:: TASK STATEMENT ::
Make an exact copy of the records, with the pictures left out.

:: Stored data entries ::
::::
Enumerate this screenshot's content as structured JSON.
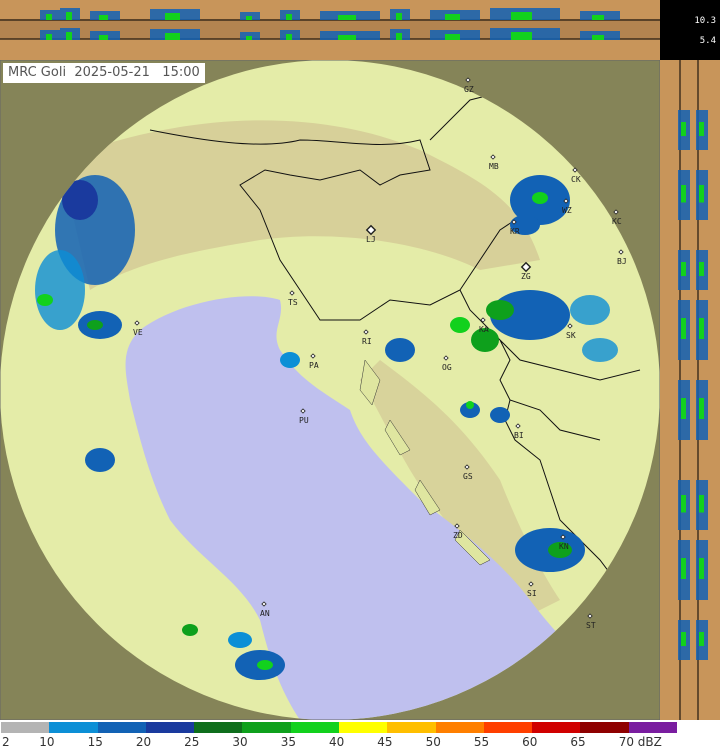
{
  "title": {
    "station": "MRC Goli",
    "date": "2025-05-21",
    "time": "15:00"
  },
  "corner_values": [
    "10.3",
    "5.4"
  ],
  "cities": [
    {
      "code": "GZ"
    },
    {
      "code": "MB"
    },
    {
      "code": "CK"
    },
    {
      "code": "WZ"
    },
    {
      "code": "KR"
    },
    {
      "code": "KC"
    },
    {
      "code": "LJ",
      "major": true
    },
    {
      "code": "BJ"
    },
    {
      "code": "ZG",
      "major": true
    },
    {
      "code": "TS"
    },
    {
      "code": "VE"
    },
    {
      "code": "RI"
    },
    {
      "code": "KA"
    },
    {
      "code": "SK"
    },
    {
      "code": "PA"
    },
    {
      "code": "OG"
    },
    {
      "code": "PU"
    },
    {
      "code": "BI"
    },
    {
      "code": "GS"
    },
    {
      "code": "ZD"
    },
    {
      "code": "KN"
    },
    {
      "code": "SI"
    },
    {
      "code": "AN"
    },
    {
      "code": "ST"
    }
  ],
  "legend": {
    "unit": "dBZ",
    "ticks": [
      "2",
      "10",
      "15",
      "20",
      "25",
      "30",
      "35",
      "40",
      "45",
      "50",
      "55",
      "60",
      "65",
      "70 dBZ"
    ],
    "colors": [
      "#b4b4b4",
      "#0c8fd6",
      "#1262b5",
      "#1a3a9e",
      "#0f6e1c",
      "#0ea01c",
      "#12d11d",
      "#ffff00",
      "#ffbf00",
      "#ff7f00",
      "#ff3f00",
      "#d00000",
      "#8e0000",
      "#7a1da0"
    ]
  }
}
::::
:: THE RESPONSE ::
Enumerate this screenshot's content as structured JSON.
{
  "title": {
    "station": "MRC Goli",
    "date": "2025-05-21",
    "time": "15:00"
  },
  "corner_values": [
    "10.3",
    "5.4"
  ],
  "cities": [
    {
      "code": "GZ"
    },
    {
      "code": "MB"
    },
    {
      "code": "CK"
    },
    {
      "code": "WZ"
    },
    {
      "code": "KR"
    },
    {
      "code": "KC"
    },
    {
      "code": "LJ",
      "major": true
    },
    {
      "code": "BJ"
    },
    {
      "code": "ZG",
      "major": true
    },
    {
      "code": "TS"
    },
    {
      "code": "VE"
    },
    {
      "code": "RI"
    },
    {
      "code": "KA"
    },
    {
      "code": "SK"
    },
    {
      "code": "PA"
    },
    {
      "code": "OG"
    },
    {
      "code": "PU"
    },
    {
      "code": "BI"
    },
    {
      "code": "GS"
    },
    {
      "code": "ZD"
    },
    {
      "code": "KN"
    },
    {
      "code": "SI"
    },
    {
      "code": "AN"
    },
    {
      "code": "ST"
    }
  ],
  "legend": {
    "unit": "dBZ",
    "ticks": [
      "2",
      "10",
      "15",
      "20",
      "25",
      "30",
      "35",
      "40",
      "45",
      "50",
      "55",
      "60",
      "65",
      "70 dBZ"
    ],
    "colors": [
      "#b4b4b4",
      "#0c8fd6",
      "#1262b5",
      "#1a3a9e",
      "#0f6e1c",
      "#0ea01c",
      "#12d11d",
      "#ffff00",
      "#ffbf00",
      "#ff7f00",
      "#ff3f00",
      "#d00000",
      "#8e0000",
      "#7a1da0"
    ]
  }
}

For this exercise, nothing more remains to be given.